TASK BRIEF:
Write out each line beneath this one exactly as it reads.

INPUT MATERIAL:
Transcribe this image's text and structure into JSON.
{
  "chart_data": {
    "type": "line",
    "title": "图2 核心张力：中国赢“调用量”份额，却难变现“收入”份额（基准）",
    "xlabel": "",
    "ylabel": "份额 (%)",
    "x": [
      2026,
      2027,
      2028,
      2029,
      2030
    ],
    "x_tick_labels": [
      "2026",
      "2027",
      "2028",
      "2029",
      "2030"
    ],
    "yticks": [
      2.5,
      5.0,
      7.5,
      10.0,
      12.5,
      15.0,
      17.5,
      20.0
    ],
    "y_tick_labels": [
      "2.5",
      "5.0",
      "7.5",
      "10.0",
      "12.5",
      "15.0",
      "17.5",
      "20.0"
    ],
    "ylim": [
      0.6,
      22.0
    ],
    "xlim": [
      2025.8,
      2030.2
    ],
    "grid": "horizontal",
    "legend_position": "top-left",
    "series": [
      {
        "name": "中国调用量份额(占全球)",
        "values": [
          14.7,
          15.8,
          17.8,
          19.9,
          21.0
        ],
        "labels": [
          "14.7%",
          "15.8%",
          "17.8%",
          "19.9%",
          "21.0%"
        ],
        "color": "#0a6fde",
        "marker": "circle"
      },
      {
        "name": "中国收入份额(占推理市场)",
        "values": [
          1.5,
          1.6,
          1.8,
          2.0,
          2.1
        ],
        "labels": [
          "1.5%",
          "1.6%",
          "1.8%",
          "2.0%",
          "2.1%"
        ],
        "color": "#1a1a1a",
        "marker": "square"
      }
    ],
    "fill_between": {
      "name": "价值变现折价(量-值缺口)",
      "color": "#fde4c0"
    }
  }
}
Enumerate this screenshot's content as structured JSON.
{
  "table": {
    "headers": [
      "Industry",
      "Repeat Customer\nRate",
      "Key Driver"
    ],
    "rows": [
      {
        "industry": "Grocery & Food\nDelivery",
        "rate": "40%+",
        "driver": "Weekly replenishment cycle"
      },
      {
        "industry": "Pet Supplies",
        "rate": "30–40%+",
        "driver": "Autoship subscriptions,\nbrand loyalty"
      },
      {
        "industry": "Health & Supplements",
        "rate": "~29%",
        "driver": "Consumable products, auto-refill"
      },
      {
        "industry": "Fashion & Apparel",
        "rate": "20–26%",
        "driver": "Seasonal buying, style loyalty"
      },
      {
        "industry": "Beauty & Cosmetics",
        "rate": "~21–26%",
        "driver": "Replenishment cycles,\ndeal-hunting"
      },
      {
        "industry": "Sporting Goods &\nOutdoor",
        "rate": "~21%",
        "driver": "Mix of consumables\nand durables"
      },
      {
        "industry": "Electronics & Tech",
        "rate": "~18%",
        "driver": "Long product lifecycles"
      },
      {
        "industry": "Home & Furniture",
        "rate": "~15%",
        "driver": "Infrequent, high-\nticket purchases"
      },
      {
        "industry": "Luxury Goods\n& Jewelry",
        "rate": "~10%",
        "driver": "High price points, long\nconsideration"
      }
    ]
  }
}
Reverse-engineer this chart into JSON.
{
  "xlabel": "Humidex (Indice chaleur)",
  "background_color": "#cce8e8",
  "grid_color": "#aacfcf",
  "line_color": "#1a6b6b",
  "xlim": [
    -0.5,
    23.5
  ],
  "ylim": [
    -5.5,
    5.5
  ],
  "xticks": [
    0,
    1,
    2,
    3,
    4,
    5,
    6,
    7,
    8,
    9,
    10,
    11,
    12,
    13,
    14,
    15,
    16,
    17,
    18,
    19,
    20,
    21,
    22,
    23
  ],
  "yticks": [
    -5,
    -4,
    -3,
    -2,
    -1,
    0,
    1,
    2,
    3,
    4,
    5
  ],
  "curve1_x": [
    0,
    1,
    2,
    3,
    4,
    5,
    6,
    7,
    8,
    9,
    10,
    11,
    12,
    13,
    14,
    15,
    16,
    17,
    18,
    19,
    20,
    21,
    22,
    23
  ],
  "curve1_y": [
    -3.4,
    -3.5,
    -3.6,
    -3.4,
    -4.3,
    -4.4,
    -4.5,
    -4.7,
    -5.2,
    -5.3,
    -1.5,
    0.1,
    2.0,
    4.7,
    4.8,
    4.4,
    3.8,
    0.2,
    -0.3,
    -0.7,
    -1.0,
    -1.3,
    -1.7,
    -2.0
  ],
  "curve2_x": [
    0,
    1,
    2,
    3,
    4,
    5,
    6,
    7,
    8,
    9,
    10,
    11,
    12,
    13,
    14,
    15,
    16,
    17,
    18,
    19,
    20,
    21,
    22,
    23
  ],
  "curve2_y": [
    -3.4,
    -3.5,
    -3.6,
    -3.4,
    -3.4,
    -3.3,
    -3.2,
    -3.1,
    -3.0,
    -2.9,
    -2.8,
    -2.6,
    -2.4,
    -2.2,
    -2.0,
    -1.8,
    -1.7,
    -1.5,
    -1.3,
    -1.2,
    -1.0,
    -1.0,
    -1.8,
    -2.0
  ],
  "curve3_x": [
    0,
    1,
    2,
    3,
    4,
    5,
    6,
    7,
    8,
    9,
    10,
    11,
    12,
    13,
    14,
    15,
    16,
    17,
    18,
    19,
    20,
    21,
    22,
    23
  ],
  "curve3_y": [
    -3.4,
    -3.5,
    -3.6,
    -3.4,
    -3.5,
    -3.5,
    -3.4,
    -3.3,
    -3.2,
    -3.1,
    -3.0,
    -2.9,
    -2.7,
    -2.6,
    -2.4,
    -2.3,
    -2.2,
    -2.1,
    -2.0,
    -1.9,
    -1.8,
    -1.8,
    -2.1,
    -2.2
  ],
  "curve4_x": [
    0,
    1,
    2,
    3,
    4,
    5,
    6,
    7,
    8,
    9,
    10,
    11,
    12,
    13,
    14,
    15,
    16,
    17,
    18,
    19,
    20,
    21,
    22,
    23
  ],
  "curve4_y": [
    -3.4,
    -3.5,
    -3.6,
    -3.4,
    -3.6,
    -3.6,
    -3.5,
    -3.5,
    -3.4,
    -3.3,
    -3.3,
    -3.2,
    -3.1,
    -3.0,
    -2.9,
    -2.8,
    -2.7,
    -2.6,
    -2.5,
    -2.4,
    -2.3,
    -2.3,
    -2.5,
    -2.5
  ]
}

OUTPUT FOR THIS EXERCISE:
Transcribe this image's text and structure into JSON.
{
  "chart_data": {
    "type": "line",
    "title": "图2 核心张力：中国赢“调用量”份额，却难变现“收入”份额（基准）",
    "xlabel": "",
    "ylabel": "份额 (%)",
    "x": [
      2026,
      2027,
      2028,
      2029,
      2030
    ],
    "x_tick_labels": [
      "2026",
      "2027",
      "2028",
      "2029",
      "2030"
    ],
    "yticks": [
      2.5,
      5.0,
      7.5,
      10.0,
      12.5,
      15.0,
      17.5,
      20.0
    ],
    "y_tick_labels": [
      "2.5",
      "5.0",
      "7.5",
      "10.0",
      "12.5",
      "15.0",
      "17.5",
      "20.0"
    ],
    "ylim": [
      0.6,
      22.0
    ],
    "xlim": [
      2025.8,
      2030.2
    ],
    "grid": "horizontal",
    "legend_position": "top-left",
    "series": [
      {
        "name": "中国调用量份额(占全球)",
        "values": [
          14.7,
          15.8,
          17.8,
          19.9,
          21.0
        ],
        "labels": [
          "14.7%",
          "15.8%",
          "17.8%",
          "19.9%",
          "21.0%"
        ],
        "color": "#0a6fde",
        "marker": "circle"
      },
      {
        "name": "中国收入份额(占推理市场)",
        "values": [
          1.5,
          1.6,
          1.8,
          2.0,
          2.1
        ],
        "labels": [
          "1.5%",
          "1.6%",
          "1.8%",
          "2.0%",
          "2.1%"
        ],
        "color": "#1a1a1a",
        "marker": "square"
      }
    ],
    "fill_between": {
      "name": "价值变现折价(量-值缺口)",
      "color": "#fde4c0"
    }
  }
}
Enumerate this screenshot's content as structured JSON.
{
  "table": {
    "headers": [
      "Industry",
      "Repeat Customer\nRate",
      "Key Driver"
    ],
    "rows": [
      {
        "industry": "Grocery & Food\nDelivery",
        "rate": "40%+",
        "driver": "Weekly replenishment cycle"
      },
      {
        "industry": "Pet Supplies",
        "rate": "30–40%+",
        "driver": "Autoship subscriptions,\nbrand loyalty"
      },
      {
        "industry": "Health & Supplements",
        "rate": "~29%",
        "driver": "Consumable products, auto-refill"
      },
      {
        "industry": "Fashion & Apparel",
        "rate": "20–26%",
        "driver": "Seasonal buying, style loyalty"
      },
      {
        "industry": "Beauty & Cosmetics",
        "rate": "~21–26%",
        "driver": "Replenishment cycles,\ndeal-hunting"
      },
      {
        "industry": "Sporting Goods &\nOutdoor",
        "rate": "~21%",
        "driver": "Mix of consumables\nand durables"
      },
      {
        "industry": "Electronics & Tech",
        "rate": "~18%",
        "driver": "Long product lifecycles"
      },
      {
        "industry": "Home & Furniture",
        "rate": "~15%",
        "driver": "Infrequent, high-\nticket purchases"
      },
      {
        "industry": "Luxury Goods\n& Jewelry",
        "rate": "~10%",
        "driver": "High price points, long\nconsideration"
      }
    ]
  }
}
Reverse-engineer this chart into JSON.
{
  "xlabel": "Humidex (Indice chaleur)",
  "background_color": "#cce8e8",
  "grid_color": "#aacfcf",
  "line_color": "#1a6b6b",
  "xlim": [
    -0.5,
    23.5
  ],
  "ylim": [
    -5.5,
    5.5
  ],
  "xticks": [
    0,
    1,
    2,
    3,
    4,
    5,
    6,
    7,
    8,
    9,
    10,
    11,
    12,
    13,
    14,
    15,
    16,
    17,
    18,
    19,
    20,
    21,
    22,
    23
  ],
  "yticks": [
    -5,
    -4,
    -3,
    -2,
    -1,
    0,
    1,
    2,
    3,
    4,
    5
  ],
  "curve1_x": [
    0,
    1,
    2,
    3,
    4,
    5,
    6,
    7,
    8,
    9,
    10,
    11,
    12,
    13,
    14,
    15,
    16,
    17,
    18,
    19,
    20,
    21,
    22,
    23
  ],
  "curve1_y": [
    -3.4,
    -3.5,
    -3.6,
    -3.4,
    -4.3,
    -4.4,
    -4.5,
    -4.7,
    -5.2,
    -5.3,
    -1.5,
    0.1,
    2.0,
    4.7,
    4.8,
    4.4,
    3.8,
    0.2,
    -0.3,
    -0.7,
    -1.0,
    -1.3,
    -1.7,
    -2.0
  ],
  "curve2_x": [
    0,
    1,
    2,
    3,
    4,
    5,
    6,
    7,
    8,
    9,
    10,
    11,
    12,
    13,
    14,
    15,
    16,
    17,
    18,
    19,
    20,
    21,
    22,
    23
  ],
  "curve2_y": [
    -3.4,
    -3.5,
    -3.6,
    -3.4,
    -3.4,
    -3.3,
    -3.2,
    -3.1,
    -3.0,
    -2.9,
    -2.8,
    -2.6,
    -2.4,
    -2.2,
    -2.0,
    -1.8,
    -1.7,
    -1.5,
    -1.3,
    -1.2,
    -1.0,
    -1.0,
    -1.8,
    -2.0
  ],
  "curve3_x": [
    0,
    1,
    2,
    3,
    4,
    5,
    6,
    7,
    8,
    9,
    10,
    11,
    12,
    13,
    14,
    15,
    16,
    17,
    18,
    19,
    20,
    21,
    22,
    23
  ],
  "curve3_y": [
    -3.4,
    -3.5,
    -3.6,
    -3.4,
    -3.5,
    -3.5,
    -3.4,
    -3.3,
    -3.2,
    -3.1,
    -3.0,
    -2.9,
    -2.7,
    -2.6,
    -2.4,
    -2.3,
    -2.2,
    -2.1,
    -2.0,
    -1.9,
    -1.8,
    -1.8,
    -2.1,
    -2.2
  ],
  "curve4_x": [
    0,
    1,
    2,
    3,
    4,
    5,
    6,
    7,
    8,
    9,
    10,
    11,
    12,
    13,
    14,
    15,
    16,
    17,
    18,
    19,
    20,
    21,
    22,
    23
  ],
  "curve4_y": [
    -3.4,
    -3.5,
    -3.6,
    -3.4,
    -3.6,
    -3.6,
    -3.5,
    -3.5,
    -3.4,
    -3.3,
    -3.3,
    -3.2,
    -3.1,
    -3.0,
    -2.9,
    -2.8,
    -2.7,
    -2.6,
    -2.5,
    -2.4,
    -2.3,
    -2.3,
    -2.5,
    -2.5
  ]
}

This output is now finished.